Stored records
--*--

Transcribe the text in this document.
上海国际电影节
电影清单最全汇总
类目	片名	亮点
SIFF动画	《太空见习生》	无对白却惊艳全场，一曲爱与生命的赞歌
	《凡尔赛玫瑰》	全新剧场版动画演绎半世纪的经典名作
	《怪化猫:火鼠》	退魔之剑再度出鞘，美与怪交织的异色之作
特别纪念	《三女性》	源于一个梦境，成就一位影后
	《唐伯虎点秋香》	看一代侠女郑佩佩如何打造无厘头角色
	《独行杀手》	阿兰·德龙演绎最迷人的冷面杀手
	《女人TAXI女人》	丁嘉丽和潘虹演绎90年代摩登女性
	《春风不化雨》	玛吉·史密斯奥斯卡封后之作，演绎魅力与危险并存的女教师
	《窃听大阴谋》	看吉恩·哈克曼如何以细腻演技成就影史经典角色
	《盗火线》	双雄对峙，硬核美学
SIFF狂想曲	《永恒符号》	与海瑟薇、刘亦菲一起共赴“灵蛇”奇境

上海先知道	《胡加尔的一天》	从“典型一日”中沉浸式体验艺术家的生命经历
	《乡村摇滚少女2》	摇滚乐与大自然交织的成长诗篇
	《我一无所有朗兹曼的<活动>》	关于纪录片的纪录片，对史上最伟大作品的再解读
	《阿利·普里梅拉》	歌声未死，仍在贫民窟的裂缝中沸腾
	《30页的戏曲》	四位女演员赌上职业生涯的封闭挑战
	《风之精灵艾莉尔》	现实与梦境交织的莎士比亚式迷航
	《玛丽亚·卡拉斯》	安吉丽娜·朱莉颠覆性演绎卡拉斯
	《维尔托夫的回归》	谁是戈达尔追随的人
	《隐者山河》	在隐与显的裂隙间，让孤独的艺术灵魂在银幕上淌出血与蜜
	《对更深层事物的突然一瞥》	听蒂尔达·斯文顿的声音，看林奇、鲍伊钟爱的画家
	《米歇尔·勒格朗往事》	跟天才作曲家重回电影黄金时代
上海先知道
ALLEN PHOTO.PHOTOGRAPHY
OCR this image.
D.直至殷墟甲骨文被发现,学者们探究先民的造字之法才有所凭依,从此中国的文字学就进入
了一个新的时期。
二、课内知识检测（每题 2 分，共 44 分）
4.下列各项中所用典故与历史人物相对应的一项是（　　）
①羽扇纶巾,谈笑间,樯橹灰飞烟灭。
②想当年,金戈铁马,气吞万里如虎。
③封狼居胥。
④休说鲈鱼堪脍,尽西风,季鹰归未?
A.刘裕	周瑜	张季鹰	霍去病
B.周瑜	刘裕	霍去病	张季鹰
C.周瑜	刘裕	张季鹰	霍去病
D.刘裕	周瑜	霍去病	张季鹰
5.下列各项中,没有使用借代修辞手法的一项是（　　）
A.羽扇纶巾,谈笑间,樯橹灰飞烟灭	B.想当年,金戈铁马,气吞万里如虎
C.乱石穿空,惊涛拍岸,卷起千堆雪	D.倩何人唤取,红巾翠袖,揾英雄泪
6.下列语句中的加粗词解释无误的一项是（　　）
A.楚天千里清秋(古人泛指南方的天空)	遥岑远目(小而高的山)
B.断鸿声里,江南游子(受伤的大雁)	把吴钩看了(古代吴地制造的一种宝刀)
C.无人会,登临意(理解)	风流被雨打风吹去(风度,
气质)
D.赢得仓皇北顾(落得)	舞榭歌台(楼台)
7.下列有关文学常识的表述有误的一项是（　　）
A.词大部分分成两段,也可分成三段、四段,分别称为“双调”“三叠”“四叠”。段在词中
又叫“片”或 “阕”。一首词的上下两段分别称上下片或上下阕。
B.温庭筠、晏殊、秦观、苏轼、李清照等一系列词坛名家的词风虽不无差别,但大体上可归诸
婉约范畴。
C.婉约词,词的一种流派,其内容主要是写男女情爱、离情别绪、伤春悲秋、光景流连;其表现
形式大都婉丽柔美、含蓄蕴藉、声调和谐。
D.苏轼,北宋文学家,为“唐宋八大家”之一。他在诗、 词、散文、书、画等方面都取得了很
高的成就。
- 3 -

--*--

Write out the data exactly as it stands.

Response to the task
Transcribe the text in this document.
上海国际电影节
电影清单最全汇总
类目	片名	亮点
SIFF动画	《太空见习生》	无对白却惊艳全场，一曲爱与生命的赞歌
	《凡尔赛玫瑰》	全新剧场版动画演绎半世纪的经典名作
	《怪化猫:火鼠》	退魔之剑再度出鞘，美与怪交织的异色之作
特别纪念	《三女性》	源于一个梦境，成就一位影后
	《唐伯虎点秋香》	看一代侠女郑佩佩如何打造无厘头角色
	《独行杀手》	阿兰·德龙演绎最迷人的冷面杀手
	《女人TAXI女人》	丁嘉丽和潘虹演绎90年代摩登女性
	《春风不化雨》	玛吉·史密斯奥斯卡封后之作，演绎魅力与危险并存的女教师
	《窃听大阴谋》	看吉恩·哈克曼如何以细腻演技成就影史经典角色
	《盗火线》	双雄对峙，硬核美学
SIFF狂想曲	《永恒符号》	与海瑟薇、刘亦菲一起共赴“灵蛇”奇境

上海先知道	《胡加尔的一天》	从“典型一日”中沉浸式体验艺术家的生命经历
	《乡村摇滚少女2》	摇滚乐与大自然交织的成长诗篇
	《我一无所有朗兹曼的<活动>》	关于纪录片的纪录片，对史上最伟大作品的再解读
	《阿利·普里梅拉》	歌声未死，仍在贫民窟的裂缝中沸腾
	《30页的戏曲》	四位女演员赌上职业生涯的封闭挑战
	《风之精灵艾莉尔》	现实与梦境交织的莎士比亚式迷航
	《玛丽亚·卡拉斯》	安吉丽娜·朱莉颠覆性演绎卡拉斯
	《维尔托夫的回归》	谁是戈达尔追随的人
	《隐者山河》	在隐与显的裂隙间，让孤独的艺术灵魂在银幕上淌出血与蜜
	《对更深层事物的突然一瞥》	听蒂尔达·斯文顿的声音，看林奇、鲍伊钟爱的画家
	《米歇尔·勒格朗往事》	跟天才作曲家重回电影黄金时代
上海先知道
ALLEN PHOTO.PHOTOGRAPHY
OCR this image.
D.直至殷墟甲骨文被发现,学者们探究先民的造字之法才有所凭依,从此中国的文字学就进入
了一个新的时期。
二、课内知识检测（每题 2 分，共 44 分）
4.下列各项中所用典故与历史人物相对应的一项是（　　）
①羽扇纶巾,谈笑间,樯橹灰飞烟灭。
②想当年,金戈铁马,气吞万里如虎。
③封狼居胥。
④休说鲈鱼堪脍,尽西风,季鹰归未?
A.刘裕	周瑜	张季鹰	霍去病
B.周瑜	刘裕	霍去病	张季鹰
C.周瑜	刘裕	张季鹰	霍去病
D.刘裕	周瑜	霍去病	张季鹰
5.下列各项中,没有使用借代修辞手法的一项是（　　）
A.羽扇纶巾,谈笑间,樯橹灰飞烟灭	B.想当年,金戈铁马,气吞万里如虎
C.乱石穿空,惊涛拍岸,卷起千堆雪	D.倩何人唤取,红巾翠袖,揾英雄泪
6.下列语句中的加粗词解释无误的一项是（　　）
A.楚天千里清秋(古人泛指南方的天空)	遥岑远目(小而高的山)
B.断鸿声里,江南游子(受伤的大雁)	把吴钩看了(古代吴地制造的一种宝刀)
C.无人会,登临意(理解)	风流被雨打风吹去(风度,
气质)
D.赢得仓皇北顾(落得)	舞榭歌台(楼台)
7.下列有关文学常识的表述有误的一项是（　　）
A.词大部分分成两段,也可分成三段、四段,分别称为“双调”“三叠”“四叠”。段在词中
又叫“片”或 “阕”。一首词的上下两段分别称上下片或上下阕。
B.温庭筠、晏殊、秦观、苏轼、李清照等一系列词坛名家的词风虽不无差别,但大体上可归诸
婉约范畴。
C.婉约词,词的一种流派,其内容主要是写男女情爱、离情别绪、伤春悲秋、光景流连;其表现
形式大都婉丽柔美、含蓄蕴藉、声调和谐。
D.苏轼,北宋文学家,为“唐宋八大家”之一。他在诗、 词、散文、书、画等方面都取得了很
高的成就。
- 3 -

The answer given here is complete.